### Set problem
Determine how many lines of the data below contain "main", then give only that number.

### Records for this exercise

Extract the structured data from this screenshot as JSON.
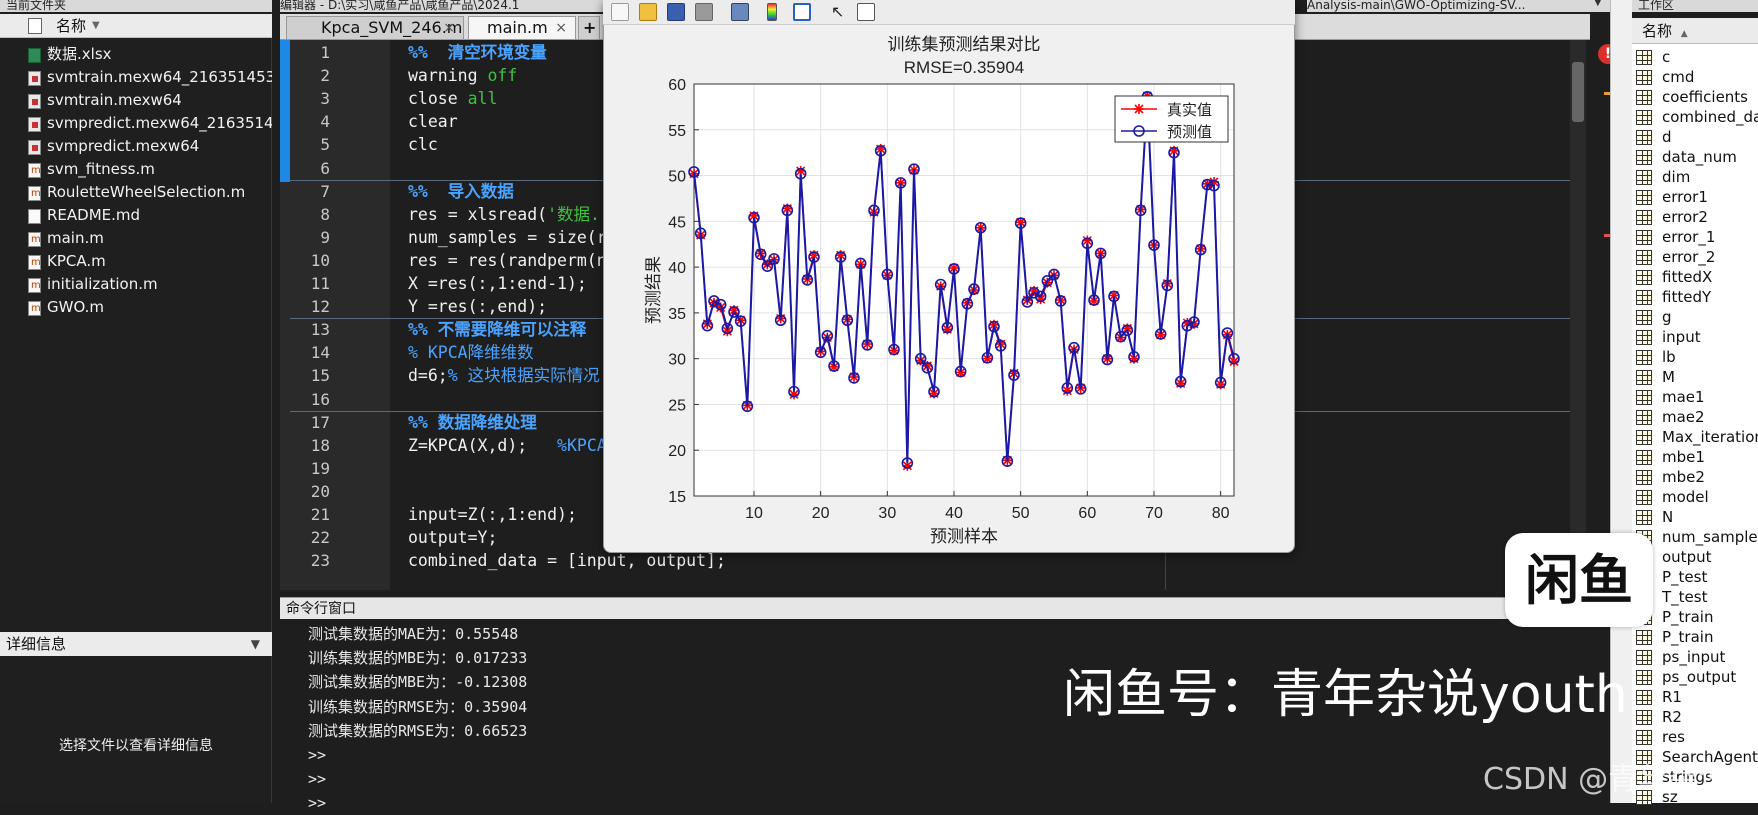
{
  "left_panel": {
    "title": "当前文件夹",
    "header": "名称",
    "files": [
      {
        "name": "数据.xlsx",
        "type": "xlsx"
      },
      {
        "name": "svmtrain.mexw64_216351453...",
        "type": "mex"
      },
      {
        "name": "svmtrain.mexw64",
        "type": "mex"
      },
      {
        "name": "svmpredict.mexw64_2163514...",
        "type": "mex"
      },
      {
        "name": "svmpredict.mexw64",
        "type": "mex"
      },
      {
        "name": "svm_fitness.m",
        "type": "m"
      },
      {
        "name": "RouletteWheelSelection.m",
        "type": "m"
      },
      {
        "name": "README.md",
        "type": "md"
      },
      {
        "name": "main.m",
        "type": "m"
      },
      {
        "name": "KPCA.m",
        "type": "m"
      },
      {
        "name": "initialization.m",
        "type": "m"
      },
      {
        "name": "GWO.m",
        "type": "m"
      }
    ],
    "details_header": "详细信息",
    "details_text": "选择文件以查看详细信息"
  },
  "editor": {
    "title": "编辑器 - D:\\实习\\咸鱼产品\\咸鱼产品\\2024.1",
    "title_right": "Analysis-main\\GWO-Optimizing-SV...",
    "tabs": [
      {
        "label": "Kpca_SVM_246.m",
        "close": "×"
      },
      {
        "label": "main.m",
        "close": "×"
      }
    ],
    "new_tab": "+",
    "line_numbers": [
      "1",
      "2",
      "3",
      "4",
      "5",
      "6",
      "7",
      "8",
      "9",
      "10",
      "11",
      "12",
      "13",
      "14",
      "15",
      "16",
      "17",
      "18",
      "19",
      "20",
      "21",
      "22",
      "23"
    ],
    "lines": [
      {
        "parts": [
          {
            "t": "%%  清空环境变量",
            "c": "comment"
          }
        ]
      },
      {
        "parts": [
          {
            "t": "warning ",
            "c": ""
          },
          {
            "t": "off",
            "c": "str"
          }
        ]
      },
      {
        "parts": [
          {
            "t": "close ",
            "c": ""
          },
          {
            "t": "all",
            "c": "str"
          }
        ]
      },
      {
        "parts": [
          {
            "t": "clear",
            "c": ""
          }
        ]
      },
      {
        "parts": [
          {
            "t": "clc",
            "c": ""
          }
        ]
      },
      {
        "parts": []
      },
      {
        "parts": [
          {
            "t": "%%  导入数据",
            "c": "comment"
          }
        ]
      },
      {
        "parts": [
          {
            "t": "res = xlsread(",
            "c": ""
          },
          {
            "t": "'数据.",
            "c": "str"
          }
        ]
      },
      {
        "parts": [
          {
            "t": "num_samples = size(r",
            "c": ""
          }
        ]
      },
      {
        "parts": [
          {
            "t": "res = res(randperm(n",
            "c": ""
          }
        ]
      },
      {
        "parts": [
          {
            "t": "X =res(:,1:end-1);",
            "c": ""
          }
        ]
      },
      {
        "parts": [
          {
            "t": "Y =res(:,end);",
            "c": ""
          }
        ]
      },
      {
        "parts": [
          {
            "t": "%% 不需要降维可以注释",
            "c": "comment"
          }
        ]
      },
      {
        "parts": [
          {
            "t": "% KPCA降维维数",
            "c": "comment-plain"
          }
        ]
      },
      {
        "parts": [
          {
            "t": "d=6;",
            "c": ""
          },
          {
            "t": "% 这块根据实际情况",
            "c": "comment-plain"
          }
        ]
      },
      {
        "parts": []
      },
      {
        "parts": [
          {
            "t": "%% 数据降维处理",
            "c": "comment"
          }
        ]
      },
      {
        "parts": [
          {
            "t": "Z=KPCA(X,d);   ",
            "c": ""
          },
          {
            "t": "%KPCA",
            "c": "comment-plain"
          }
        ]
      },
      {
        "parts": []
      },
      {
        "parts": []
      },
      {
        "parts": [
          {
            "t": "input=Z(:,1:end);",
            "c": ""
          }
        ]
      },
      {
        "parts": [
          {
            "t": "output=Y;",
            "c": ""
          }
        ]
      },
      {
        "parts": [
          {
            "t": "combined_data = [input, output];",
            "c": ""
          }
        ]
      }
    ]
  },
  "figure": {
    "toolbar_icons": [
      "new-figure-icon",
      "open-icon",
      "save-icon",
      "print-icon",
      "export-icon",
      "colorbar-icon",
      "legend-icon",
      "pointer-icon",
      "property-editor-icon"
    ]
  },
  "chart_data": {
    "type": "line",
    "title": "训练集预测结果对比",
    "subtitle": "RMSE=0.35904",
    "xlabel": "预测样本",
    "ylabel": "预测结果",
    "xlim": [
      1,
      82
    ],
    "ylim": [
      15,
      60
    ],
    "xticks": [
      10,
      20,
      30,
      40,
      50,
      60,
      70,
      80
    ],
    "yticks": [
      15,
      20,
      25,
      30,
      35,
      40,
      45,
      50,
      55,
      60
    ],
    "grid": true,
    "legend_position": "top-right",
    "series": [
      {
        "name": "真实值",
        "color": "#ff0000",
        "marker": "star",
        "values": [
          50.2,
          43.5,
          33.8,
          36.1,
          35.6,
          33.0,
          35.3,
          34.2,
          24.9,
          45.6,
          41.5,
          40.3,
          40.8,
          34.4,
          46.4,
          26.1,
          50.5,
          38.7,
          41.3,
          30.8,
          32.3,
          29.1,
          41.3,
          34.3,
          28.0,
          40.3,
          31.6,
          46.0,
          52.9,
          39.1,
          30.9,
          49.2,
          18.3,
          50.6,
          29.8,
          29.2,
          26.2,
          37.9,
          33.2,
          39.9,
          28.5,
          36.1,
          37.5,
          44.3,
          30.0,
          33.7,
          31.6,
          18.9,
          28.4,
          44.9,
          36.4,
          37.4,
          36.5,
          38.3,
          39.1,
          36.4,
          26.5,
          31.0,
          26.8,
          42.9,
          36.3,
          41.5,
          30.0,
          36.9,
          32.3,
          33.3,
          30.0,
          46.3,
          58.7,
          42.4,
          32.6,
          38.2,
          52.7,
          27.3,
          33.9,
          33.8,
          42.0,
          49.1,
          49.3,
          27.2,
          32.6,
          29.7
        ]
      },
      {
        "name": "预测值",
        "color": "#1a1aa6",
        "marker": "circle",
        "values": [
          50.4,
          43.7,
          33.6,
          36.3,
          35.9,
          33.3,
          35.1,
          34.1,
          24.8,
          45.4,
          41.4,
          40.1,
          40.9,
          34.2,
          46.2,
          26.4,
          50.2,
          38.6,
          41.1,
          30.7,
          32.5,
          29.2,
          41.1,
          34.2,
          27.9,
          40.4,
          31.5,
          46.2,
          52.7,
          39.2,
          31.0,
          49.2,
          18.6,
          50.7,
          30.0,
          29.0,
          26.4,
          38.1,
          33.4,
          39.8,
          28.6,
          36.0,
          37.6,
          44.3,
          30.1,
          33.5,
          31.4,
          18.8,
          28.2,
          44.8,
          36.2,
          37.2,
          36.8,
          38.5,
          39.2,
          36.3,
          26.8,
          31.2,
          26.7,
          42.6,
          36.4,
          41.5,
          29.9,
          36.8,
          32.4,
          33.1,
          30.2,
          46.2,
          58.6,
          42.4,
          32.7,
          38.0,
          52.5,
          27.5,
          33.6,
          34.0,
          41.9,
          49.0,
          48.9,
          27.4,
          32.8,
          30.0
        ]
      }
    ]
  },
  "command_window": {
    "header": "命令行窗口",
    "lines": [
      "测试集数据的MAE为：0.55548",
      "训练集数据的MBE为：0.017233",
      "测试集数据的MBE为：-0.12308",
      "训练集数据的RMSE为：0.35904",
      "测试集数据的RMSE为：0.66523",
      ">>",
      ">>",
      ">>"
    ]
  },
  "workspace": {
    "title": "工作区",
    "header": "名称",
    "sort_arrow": "▲",
    "variables": [
      "c",
      "cmd",
      "coefficients",
      "combined_da",
      "d",
      "data_num",
      "dim",
      "error1",
      "error2",
      "error_1",
      "error_2",
      "fittedX",
      "fittedY",
      "g",
      "input",
      "lb",
      "M",
      "mae1",
      "mae2",
      "Max_iteration",
      "mbe1",
      "mbe2",
      "model",
      "N",
      "num_samples",
      "output",
      "P_test",
      "T_test",
      "P_train",
      "P_train",
      "ps_input",
      "ps_output",
      "R1",
      "R2",
      "res",
      "SearchAgent",
      "strings",
      "sz"
    ]
  },
  "overlays": {
    "logo_text": "闲鱼",
    "watermark": "闲鱼号：青年杂说youth",
    "csdn": "CSDN @青年杂说"
  }
}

### Problem solution
3